WHAT IS ASKED
Show, in full, each line of the data that contains "クラフト".

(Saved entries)
- - - -
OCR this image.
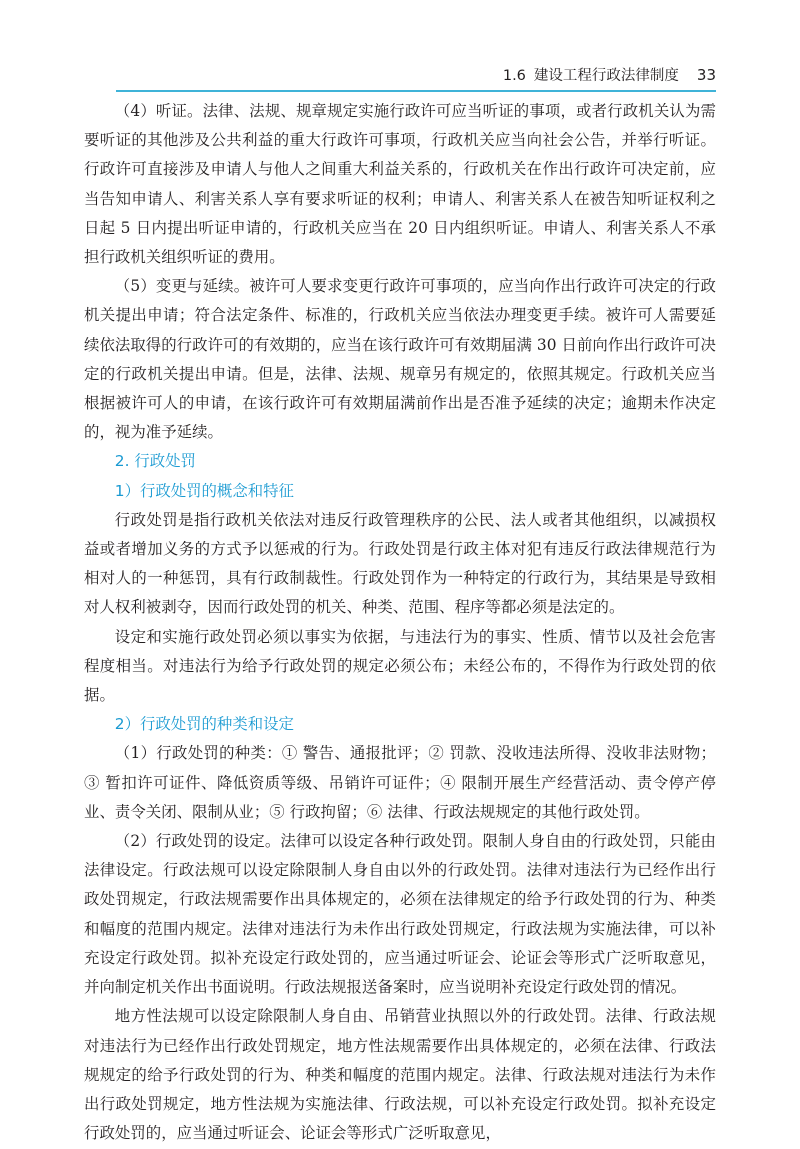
1.6 建设工程行政法律制度 33

（4）听证。法律、法规、规章规定实施行政许可应当听证的事项，或者行政机关认为需要听证的其他涉及公共利益的重大行政许可事项，行政机关应当向社会公告，并举行听证。行政许可直接涉及申请人与他人之间重大利益关系的，行政机关在作出行政许可决定前，应当告知申请人、利害关系人享有要求听证的权利；申请人、利害关系人在被告知听证权利之日起 5 日内提出听证申请的，行政机关应当在 20 日内组织听证。申请人、利害关系人不承担行政机关组织听证的费用。

（5）变更与延续。被许可人要求变更行政许可事项的，应当向作出行政许可决定的行政机关提出申请；符合法定条件、标准的，行政机关应当依法办理变更手续。被许可人需要延续依法取得的行政许可的有效期的，应当在该行政许可有效期届满 30 日前向作出行政许可决定的行政机关提出申请。但是，法律、法规、规章另有规定的，依照其规定。行政机关应当根据被许可人的申请，在该行政许可有效期届满前作出是否准予延续的决定；逾期未作决定的，视为准予延续。

2. 行政处罚
1）行政处罚的概念和特征

行政处罚是指行政机关依法对违反行政管理秩序的公民、法人或者其他组织，以减损权益或者增加义务的方式予以惩戒的行为。行政处罚是行政主体对犯有违反行政法律规范行为相对人的一种惩罚，具有行政制裁性。行政处罚作为一种特定的行政行为，其结果是导致相对人权利被剥夺，因而行政处罚的机关、种类、范围、程序等都必须是法定的。

设定和实施行政处罚必须以事实为依据，与违法行为的事实、性质、情节以及社会危害程度相当。对违法行为给予行政处罚的规定必须公布；未经公布的，不得作为行政处罚的依据。

2）行政处罚的种类和设定

（1）行政处罚的种类：① 警告、通报批评；② 罚款、没收违法所得、没收非法财物；③ 暂扣许可证件、降低资质等级、吊销许可证件；④ 限制开展生产经营活动、责令停产停业、责令关闭、限制从业；⑤ 行政拘留；⑥ 法律、行政法规规定的其他行政处罚。

（2）行政处罚的设定。法律可以设定各种行政处罚。限制人身自由的行政处罚，只能由法律设定。行政法规可以设定除限制人身自由以外的行政处罚。法律对违法行为已经作出行政处罚规定，行政法规需要作出具体规定的，必须在法律规定的给予行政处罚的行为、种类和幅度的范围内规定。法律对违法行为未作出行政处罚规定，行政法规为实施法律，可以补充设定行政处罚。拟补充设定行政处罚的，应当通过听证会、论证会等形式广泛听取意见，并向制定机关作出书面说明。行政法规报送备案时，应当说明补充设定行政处罚的情况。

地方性法规可以设定除限制人身自由、吊销营业执照以外的行政处罚。法律、行政法规对违法行为已经作出行政处罚规定，地方性法规需要作出具体规定的，必须在法律、行政法规规定的给予行政处罚的行为、种类和幅度的范围内规定。法律、行政法规对违法行为未作出行政处罚规定，地方性法规为实施法律、行政法规，可以补充设定行政处罚。拟补充设定行政处罚的，应当通过听证会、论证会等形式广泛听取意见，
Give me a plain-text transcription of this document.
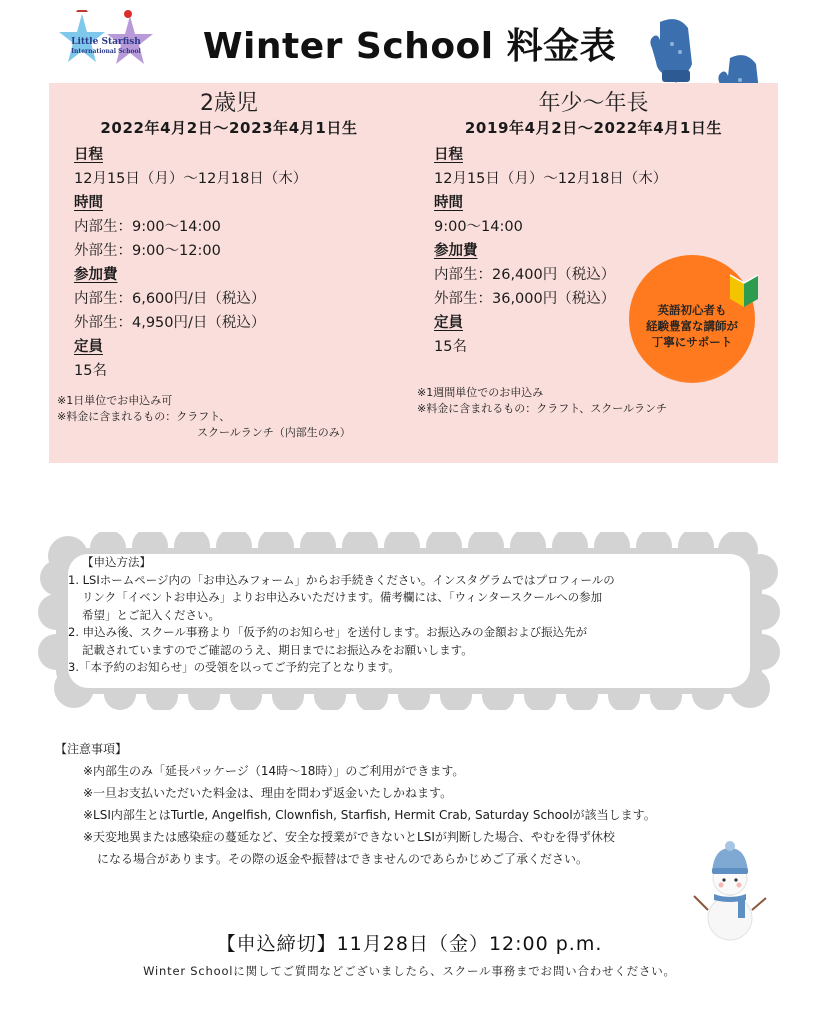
Little Starfish
International School	Winter School 料金表
2歳児
2022年4月2日～2023年4月1日生
日程
12月15日（月）～12月18日（木）
時間
内部生：9:00～14:00
外部生：9:00～12:00
参加費
内部生：6,600円/日（税込）
外部生：4,950円/日（税込）
定員
15名
※1日単位でお申込み可
※料金に含まれるもの：クラフト、
スクールランチ（内部生のみ）
年少～年長
2019年4月2日～2022年4月1日生
日程
12月15日（月）～12月18日（木）
時間
9:00～14:00
参加費
内部生：26,400円（税込）
外部生：36,000円（税込）
定員
15名
※1週間単位でのお申込み
※料金に含まれるもの：クラフト、スクールランチ
英語初心者も
経験豊富な講師が
丁寧にサポート
【申込方法】
1. LSIホームページ内の「お申込みフォーム」からお手続きください。インスタグラムではプロフィールの
リンク「イベントお申込み」よりお申込みいただけます。備考欄には、「ウィンタースクールへの参加
希望」とご記入ください。
2. 申込み後、スクール事務より「仮予約のお知らせ」を送付します。お振込みの金額および振込先が
記載されていますのでご確認のうえ、期日までにお振込みをお願いします。
3.「本予約のお知らせ」の受領を以ってご予約完了となります。
【注意事項】
※内部生のみ「延長パッケージ（14時～18時）」のご利用ができます。
※一旦お支払いただいた料金は、理由を問わず返金いたしかねます。
※LSI内部生とはTurtle, Angelfish, Clownfish, Starfish, Hermit Crab, Saturday Schoolが該当します。
※天変地異または感染症の蔓延など、安全な授業ができないとLSIが判断した場合、やむを得ず休校
になる場合があります。その際の返金や振替はできませんのであらかじめご了承ください。
【申込締切】11月28日（金）12:00 p.m.
Winter Schoolに関してご質問などございましたら、スクール事務までお問い合わせください。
- - - -
RESPONSE TO THIS TASK
※料金に含まれるもの：クラフト、
※料金に含まれるもの：クラフト、スクールランチ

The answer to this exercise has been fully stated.